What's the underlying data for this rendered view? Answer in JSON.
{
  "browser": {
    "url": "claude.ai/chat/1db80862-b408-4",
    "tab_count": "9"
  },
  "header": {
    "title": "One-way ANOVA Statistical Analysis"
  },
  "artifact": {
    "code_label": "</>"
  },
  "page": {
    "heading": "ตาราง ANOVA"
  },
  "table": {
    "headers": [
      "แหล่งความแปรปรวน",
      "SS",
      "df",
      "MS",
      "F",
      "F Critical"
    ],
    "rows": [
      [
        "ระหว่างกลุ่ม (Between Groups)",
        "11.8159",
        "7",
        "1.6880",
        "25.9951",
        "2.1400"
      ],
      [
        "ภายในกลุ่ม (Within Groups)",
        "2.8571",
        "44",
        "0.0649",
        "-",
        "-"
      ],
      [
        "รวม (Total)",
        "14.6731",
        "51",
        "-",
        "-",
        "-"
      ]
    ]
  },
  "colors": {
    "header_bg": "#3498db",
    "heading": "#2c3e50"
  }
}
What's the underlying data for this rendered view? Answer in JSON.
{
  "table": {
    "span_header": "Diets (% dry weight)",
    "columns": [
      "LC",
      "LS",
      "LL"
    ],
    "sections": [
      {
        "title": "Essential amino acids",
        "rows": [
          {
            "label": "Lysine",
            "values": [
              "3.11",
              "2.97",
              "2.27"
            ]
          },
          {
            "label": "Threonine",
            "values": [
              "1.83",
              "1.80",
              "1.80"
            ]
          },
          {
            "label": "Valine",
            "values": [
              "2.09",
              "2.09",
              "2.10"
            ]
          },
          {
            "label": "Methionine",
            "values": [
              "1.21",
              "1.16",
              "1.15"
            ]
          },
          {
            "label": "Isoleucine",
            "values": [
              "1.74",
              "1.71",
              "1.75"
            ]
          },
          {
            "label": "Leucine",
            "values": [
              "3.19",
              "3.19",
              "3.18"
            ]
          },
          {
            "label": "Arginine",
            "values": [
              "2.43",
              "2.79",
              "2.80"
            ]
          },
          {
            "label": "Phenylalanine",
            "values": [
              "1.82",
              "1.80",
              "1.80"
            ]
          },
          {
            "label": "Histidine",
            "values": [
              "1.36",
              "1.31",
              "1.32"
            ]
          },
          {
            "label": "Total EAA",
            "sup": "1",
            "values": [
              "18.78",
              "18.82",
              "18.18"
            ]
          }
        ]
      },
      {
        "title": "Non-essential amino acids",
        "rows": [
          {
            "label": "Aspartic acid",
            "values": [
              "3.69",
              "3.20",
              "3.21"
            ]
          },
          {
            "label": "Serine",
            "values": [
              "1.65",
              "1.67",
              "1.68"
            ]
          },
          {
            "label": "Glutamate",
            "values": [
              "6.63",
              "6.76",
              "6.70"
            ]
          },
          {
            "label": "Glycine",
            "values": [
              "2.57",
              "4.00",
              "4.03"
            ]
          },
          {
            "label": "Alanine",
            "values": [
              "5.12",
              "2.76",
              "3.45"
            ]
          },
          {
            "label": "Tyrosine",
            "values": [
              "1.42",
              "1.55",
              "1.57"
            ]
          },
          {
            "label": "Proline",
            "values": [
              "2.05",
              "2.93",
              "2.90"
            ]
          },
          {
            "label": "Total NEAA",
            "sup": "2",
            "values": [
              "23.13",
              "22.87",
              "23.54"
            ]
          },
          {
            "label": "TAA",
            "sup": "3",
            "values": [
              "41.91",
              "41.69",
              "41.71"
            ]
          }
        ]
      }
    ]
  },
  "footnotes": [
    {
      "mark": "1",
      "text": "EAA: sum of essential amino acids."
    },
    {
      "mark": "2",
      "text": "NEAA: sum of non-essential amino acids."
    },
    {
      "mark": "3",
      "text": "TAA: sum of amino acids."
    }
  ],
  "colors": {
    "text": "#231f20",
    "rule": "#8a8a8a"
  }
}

....................

_Given problem:_ Which lines include the word "text"? List them all.

_Solution:_
      "text": "EAA: sum of essential amino acids."
      "text": "NEAA: sum of non-essential amino acids."
      "text": "TAA: sum of amino acids."
    "text": "#231f20",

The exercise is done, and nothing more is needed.